### Document passage
━━━━━━━━

Shore thing: Tuna is the star of the show at the group's second site in Clerkenwell
Meanwhile the group’s most recently opened site in Southwark has a Ligurian bakery, offering the pizza-like pissa, filled savoury tarts and focaccia al formaggio tipo recco, a thin and crispy focaccia stuffed with stracchino cheese and topped with prosciutto crudo.
“Good Italian cooking is choosing just a few very good ingredients and cooking them well. I consider myself an ambassador for the ingredients, not the recipes,” says Costa.
“It’s a clever business model because you don’t need expensive chefs in every kitchen,” interjects Asif. “Roberto has identified a way of cooking that uses the true products but in a much less labour intensive way than other good Italian restaurants.”
“Macellaio is a restaurant that explores age,” says Costa. “You can see and taste that in the meat, the tuna, the cheese, the sourdough and of course the wine. The maturation is the most important thing. I learned this when I was very little watching my grandmother make ragu. It took seven or eight hours until it was perfect. Good food takes time.”
Lean times: Fassone beef has a higher than usual lean-to-fat ratio
Creative freedom
Costa and Asif split from the Italian parent company shortly after the opening of the Kensington restaurant.
“We wanted to change a number of things and this proved difficult,” says Asif. “Roberto gave up his stake in the parent company and after the first year of us leaving the group our revenue was up 22% year-on-year. I put that down to Roberto having total creative freedom.”
One senses that the pair’s Southwark site – tucked away under the railway arches across the road from Gordon Ramsay’s Union Street Café – hasn’t been entirely plain sailing. Brexit has also had a marked impact on the business. “It’s a big challenge. 18 months ago £1 was worth €1.40, now we’re more like €1.10,” says Asif. “We pay for a lot of products in euros so we’re feeling it. It’s a case of passing some of that on to the supplier, some to the customer and of course absorbing some of it ourselves.”
The pair’s expansion targets for Macellaio are modest – just one London restaurant a year for the next few years funded entirely by organic growth.
“We don’t want to be a chain,” says Costa. “Besides, if we got much bigger our beef supplier would struggle to keep up. We’re getting through about 1,000kg a week as it is. Each restaurant will have a different speciality. For our next Macellaio we’ll probably explore charcuterie.”
This year won’t see the opening of another Macellaio in London because the duo are close to securing a site in Milan.
“All the restaurants I had in Italy have closed since I exited the business. I’d love to bring what we do in London back home. We also want to open in New York because there’s a great steakhouse culture and a strong interest in Italian food yet there’s nowhere you can get Fassone beef,” says Costa.
There is another brand in the works, however. The pair are hoping to open a more casual restaurant format this year that will mine suburban London.
“It’s going to be called Osteria Number 8,” says Costa. “It will be very affordable at around £20 per head and we’ll serve simple, home-style dishes that aren’t often seen here. It will be food from Italy’s villages and towns rather than the big cities. We’re already looking at sites in locations such as Camberwell, Peckham and East Dulwich.”
Macellaio is a steakhouse that doesn’t serve a lot of the things people expect a steakhouse to serve – not least chips – and an Italian restaurant that only serves a handful of mainstream Italian dishes.
Its success is due to the quality of its products and Costa’s infectious enthusiasm, a trait he has managed to pass onto his nearly exclusively Italian front-of-house teams.
“We have to inform our guests,” he says. “The staff need to know about everything we serve. Behind every amazing product is an amazing person.”

━━━━━━━━

### Data
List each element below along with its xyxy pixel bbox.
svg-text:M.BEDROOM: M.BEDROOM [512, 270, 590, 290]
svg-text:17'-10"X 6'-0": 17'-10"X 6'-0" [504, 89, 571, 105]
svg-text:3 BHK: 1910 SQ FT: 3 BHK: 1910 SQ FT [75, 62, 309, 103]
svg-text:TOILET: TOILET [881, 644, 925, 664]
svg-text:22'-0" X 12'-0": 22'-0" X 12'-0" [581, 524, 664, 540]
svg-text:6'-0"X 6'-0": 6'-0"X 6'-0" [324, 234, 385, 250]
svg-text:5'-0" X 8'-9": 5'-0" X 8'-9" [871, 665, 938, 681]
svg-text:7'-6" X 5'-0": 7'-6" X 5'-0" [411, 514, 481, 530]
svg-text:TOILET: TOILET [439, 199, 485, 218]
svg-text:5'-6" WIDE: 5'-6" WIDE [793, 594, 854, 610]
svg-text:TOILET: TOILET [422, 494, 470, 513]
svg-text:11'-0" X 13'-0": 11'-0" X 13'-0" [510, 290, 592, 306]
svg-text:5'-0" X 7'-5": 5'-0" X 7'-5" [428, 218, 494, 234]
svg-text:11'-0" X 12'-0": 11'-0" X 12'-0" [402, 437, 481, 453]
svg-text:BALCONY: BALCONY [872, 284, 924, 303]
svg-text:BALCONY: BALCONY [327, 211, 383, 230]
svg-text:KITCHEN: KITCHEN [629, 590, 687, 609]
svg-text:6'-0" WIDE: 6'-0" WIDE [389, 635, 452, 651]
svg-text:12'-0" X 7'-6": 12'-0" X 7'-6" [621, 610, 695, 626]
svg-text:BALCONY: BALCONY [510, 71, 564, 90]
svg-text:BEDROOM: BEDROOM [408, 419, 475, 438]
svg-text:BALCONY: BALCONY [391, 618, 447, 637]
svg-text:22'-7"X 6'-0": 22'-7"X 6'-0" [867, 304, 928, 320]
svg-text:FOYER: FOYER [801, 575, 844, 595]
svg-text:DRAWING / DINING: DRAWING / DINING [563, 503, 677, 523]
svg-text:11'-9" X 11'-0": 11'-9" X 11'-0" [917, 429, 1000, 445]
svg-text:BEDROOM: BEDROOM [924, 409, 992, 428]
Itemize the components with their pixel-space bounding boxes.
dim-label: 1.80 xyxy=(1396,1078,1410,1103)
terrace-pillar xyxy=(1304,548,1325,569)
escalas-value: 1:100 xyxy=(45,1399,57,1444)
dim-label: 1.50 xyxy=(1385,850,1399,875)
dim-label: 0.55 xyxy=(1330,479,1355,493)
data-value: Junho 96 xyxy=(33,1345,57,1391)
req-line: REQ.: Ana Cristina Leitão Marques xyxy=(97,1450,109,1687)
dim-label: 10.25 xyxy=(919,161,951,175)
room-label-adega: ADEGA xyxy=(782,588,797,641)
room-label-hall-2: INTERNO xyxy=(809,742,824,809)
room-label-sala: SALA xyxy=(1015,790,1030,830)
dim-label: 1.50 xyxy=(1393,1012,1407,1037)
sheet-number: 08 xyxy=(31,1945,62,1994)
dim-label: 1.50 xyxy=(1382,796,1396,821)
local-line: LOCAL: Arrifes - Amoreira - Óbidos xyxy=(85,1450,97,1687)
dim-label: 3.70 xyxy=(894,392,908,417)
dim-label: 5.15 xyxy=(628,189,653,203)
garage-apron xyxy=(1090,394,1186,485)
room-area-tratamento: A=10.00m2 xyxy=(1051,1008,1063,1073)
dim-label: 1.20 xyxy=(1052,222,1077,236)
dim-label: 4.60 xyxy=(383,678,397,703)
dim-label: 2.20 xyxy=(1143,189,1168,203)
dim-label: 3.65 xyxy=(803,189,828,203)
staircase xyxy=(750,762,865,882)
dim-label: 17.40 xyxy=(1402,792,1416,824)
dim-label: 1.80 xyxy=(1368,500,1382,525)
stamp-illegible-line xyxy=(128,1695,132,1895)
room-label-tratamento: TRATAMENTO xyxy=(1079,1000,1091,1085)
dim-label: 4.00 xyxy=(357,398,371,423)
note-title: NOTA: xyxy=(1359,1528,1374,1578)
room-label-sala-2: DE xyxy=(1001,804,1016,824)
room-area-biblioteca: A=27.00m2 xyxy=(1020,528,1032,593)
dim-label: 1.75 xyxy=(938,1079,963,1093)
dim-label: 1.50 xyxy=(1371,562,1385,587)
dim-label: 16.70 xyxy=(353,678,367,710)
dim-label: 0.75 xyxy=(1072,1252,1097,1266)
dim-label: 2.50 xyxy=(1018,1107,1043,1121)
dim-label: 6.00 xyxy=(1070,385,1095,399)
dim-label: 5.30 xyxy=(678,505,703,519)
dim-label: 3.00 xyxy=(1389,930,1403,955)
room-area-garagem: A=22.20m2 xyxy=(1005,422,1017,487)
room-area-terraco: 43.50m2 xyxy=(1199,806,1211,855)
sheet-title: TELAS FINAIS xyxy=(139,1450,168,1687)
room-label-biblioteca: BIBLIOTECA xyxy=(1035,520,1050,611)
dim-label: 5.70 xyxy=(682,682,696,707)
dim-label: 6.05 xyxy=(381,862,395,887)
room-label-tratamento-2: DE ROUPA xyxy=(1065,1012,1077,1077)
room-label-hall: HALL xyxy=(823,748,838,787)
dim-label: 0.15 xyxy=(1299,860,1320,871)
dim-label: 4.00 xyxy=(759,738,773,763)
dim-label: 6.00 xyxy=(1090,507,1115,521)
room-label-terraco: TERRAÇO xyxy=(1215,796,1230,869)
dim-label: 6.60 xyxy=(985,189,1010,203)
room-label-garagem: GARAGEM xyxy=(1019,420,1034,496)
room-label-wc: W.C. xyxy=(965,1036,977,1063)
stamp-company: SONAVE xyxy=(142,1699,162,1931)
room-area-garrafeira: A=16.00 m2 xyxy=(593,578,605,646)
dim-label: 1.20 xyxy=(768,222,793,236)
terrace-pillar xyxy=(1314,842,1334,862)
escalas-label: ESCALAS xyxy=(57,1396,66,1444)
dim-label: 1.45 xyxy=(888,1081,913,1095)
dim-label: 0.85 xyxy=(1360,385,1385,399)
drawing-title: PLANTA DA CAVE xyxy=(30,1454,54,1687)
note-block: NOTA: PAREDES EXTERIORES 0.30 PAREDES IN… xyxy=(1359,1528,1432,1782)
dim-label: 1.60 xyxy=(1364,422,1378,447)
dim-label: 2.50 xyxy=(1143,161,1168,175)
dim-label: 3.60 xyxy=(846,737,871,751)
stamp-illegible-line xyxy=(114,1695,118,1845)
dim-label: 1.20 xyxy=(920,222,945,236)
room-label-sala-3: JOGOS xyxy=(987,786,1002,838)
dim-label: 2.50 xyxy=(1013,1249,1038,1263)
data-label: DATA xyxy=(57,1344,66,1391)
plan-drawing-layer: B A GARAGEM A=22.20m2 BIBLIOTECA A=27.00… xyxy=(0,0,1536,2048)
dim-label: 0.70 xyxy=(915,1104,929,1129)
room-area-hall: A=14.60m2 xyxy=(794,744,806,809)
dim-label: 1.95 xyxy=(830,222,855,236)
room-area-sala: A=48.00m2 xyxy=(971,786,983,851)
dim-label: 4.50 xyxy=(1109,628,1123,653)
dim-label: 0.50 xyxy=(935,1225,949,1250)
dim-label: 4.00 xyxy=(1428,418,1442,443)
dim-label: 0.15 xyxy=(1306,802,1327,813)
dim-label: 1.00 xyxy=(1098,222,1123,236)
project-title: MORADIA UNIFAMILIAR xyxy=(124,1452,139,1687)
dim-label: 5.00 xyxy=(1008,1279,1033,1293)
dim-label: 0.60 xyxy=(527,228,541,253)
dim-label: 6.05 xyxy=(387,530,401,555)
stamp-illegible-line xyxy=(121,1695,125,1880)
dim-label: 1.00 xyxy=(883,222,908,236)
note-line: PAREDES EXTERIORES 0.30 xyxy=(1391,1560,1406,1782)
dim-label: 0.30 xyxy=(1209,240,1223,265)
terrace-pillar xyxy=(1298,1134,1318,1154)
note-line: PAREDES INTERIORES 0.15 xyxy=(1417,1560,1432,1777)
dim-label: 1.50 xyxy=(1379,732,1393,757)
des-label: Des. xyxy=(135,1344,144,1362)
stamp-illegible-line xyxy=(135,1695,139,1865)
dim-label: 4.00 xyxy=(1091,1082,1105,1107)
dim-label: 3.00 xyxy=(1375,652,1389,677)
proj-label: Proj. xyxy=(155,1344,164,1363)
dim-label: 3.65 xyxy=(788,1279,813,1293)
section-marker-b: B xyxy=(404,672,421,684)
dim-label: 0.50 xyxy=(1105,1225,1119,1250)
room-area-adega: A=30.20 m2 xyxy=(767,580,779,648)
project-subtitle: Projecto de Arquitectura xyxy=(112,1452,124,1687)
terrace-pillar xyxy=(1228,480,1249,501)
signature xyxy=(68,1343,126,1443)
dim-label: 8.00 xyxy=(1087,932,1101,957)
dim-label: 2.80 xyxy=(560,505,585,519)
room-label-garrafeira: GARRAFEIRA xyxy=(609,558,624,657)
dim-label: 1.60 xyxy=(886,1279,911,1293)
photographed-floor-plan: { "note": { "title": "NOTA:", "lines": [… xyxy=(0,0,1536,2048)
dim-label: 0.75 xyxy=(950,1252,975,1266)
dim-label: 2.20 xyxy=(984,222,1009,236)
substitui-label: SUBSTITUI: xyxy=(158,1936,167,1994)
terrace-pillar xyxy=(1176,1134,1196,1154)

━━━━━━━━

### Work item
According to the Macellaio article, how much beef do the restaurants go through each week?

### Result of the task
About 1,000kg a week.